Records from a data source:
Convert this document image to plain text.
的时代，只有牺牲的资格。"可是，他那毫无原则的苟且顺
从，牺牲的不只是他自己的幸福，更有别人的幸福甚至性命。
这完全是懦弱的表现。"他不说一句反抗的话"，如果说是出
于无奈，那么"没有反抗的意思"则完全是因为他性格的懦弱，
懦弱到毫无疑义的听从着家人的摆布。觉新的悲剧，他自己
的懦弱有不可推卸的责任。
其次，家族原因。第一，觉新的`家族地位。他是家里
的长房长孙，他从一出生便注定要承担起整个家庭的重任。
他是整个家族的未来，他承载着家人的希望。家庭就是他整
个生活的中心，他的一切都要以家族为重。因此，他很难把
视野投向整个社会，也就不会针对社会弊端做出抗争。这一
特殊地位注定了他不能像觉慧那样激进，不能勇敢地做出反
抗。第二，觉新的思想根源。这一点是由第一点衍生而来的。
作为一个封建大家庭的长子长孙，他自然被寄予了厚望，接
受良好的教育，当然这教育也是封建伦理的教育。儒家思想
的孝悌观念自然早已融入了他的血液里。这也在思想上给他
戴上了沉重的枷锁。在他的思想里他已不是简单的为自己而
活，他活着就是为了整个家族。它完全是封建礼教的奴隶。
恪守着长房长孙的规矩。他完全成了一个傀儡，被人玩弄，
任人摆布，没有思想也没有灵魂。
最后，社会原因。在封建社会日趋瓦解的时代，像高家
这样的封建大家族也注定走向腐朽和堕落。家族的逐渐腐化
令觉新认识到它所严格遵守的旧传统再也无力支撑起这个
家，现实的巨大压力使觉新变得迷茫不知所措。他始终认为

■ **Work to complete**: Without leaving anything out, quote all the data.

■ **Task output**:
Convert this document image to plain text.
的时代，只有牺牲的资格。"可是，他那毫无原则的苟且顺
从，牺牲的不只是他自己的幸福，更有别人的幸福甚至性命。
这完全是懦弱的表现。"他不说一句反抗的话"，如果说是出
于无奈，那么"没有反抗的意思"则完全是因为他性格的懦弱，
懦弱到毫无疑义的听从着家人的摆布。觉新的悲剧，他自己
的懦弱有不可推卸的责任。
其次，家族原因。第一，觉新的`家族地位。他是家里
的长房长孙，他从一出生便注定要承担起整个家庭的重任。
他是整个家族的未来，他承载着家人的希望。家庭就是他整
个生活的中心，他的一切都要以家族为重。因此，他很难把
视野投向整个社会，也就不会针对社会弊端做出抗争。这一
特殊地位注定了他不能像觉慧那样激进，不能勇敢地做出反
抗。第二，觉新的思想根源。这一点是由第一点衍生而来的。
作为一个封建大家庭的长子长孙，他自然被寄予了厚望，接
受良好的教育，当然这教育也是封建伦理的教育。儒家思想
的孝悌观念自然早已融入了他的血液里。这也在思想上给他
戴上了沉重的枷锁。在他的思想里他已不是简单的为自己而
活，他活着就是为了整个家族。它完全是封建礼教的奴隶。
恪守着长房长孙的规矩。他完全成了一个傀儡，被人玩弄，
任人摆布，没有思想也没有灵魂。
最后，社会原因。在封建社会日趋瓦解的时代，像高家
这样的封建大家族也注定走向腐朽和堕落。家族的逐渐腐化
令觉新认识到它所严格遵守的旧传统再也无力支撑起这个
家，现实的巨大压力使觉新变得迷茫不知所措。他始终认为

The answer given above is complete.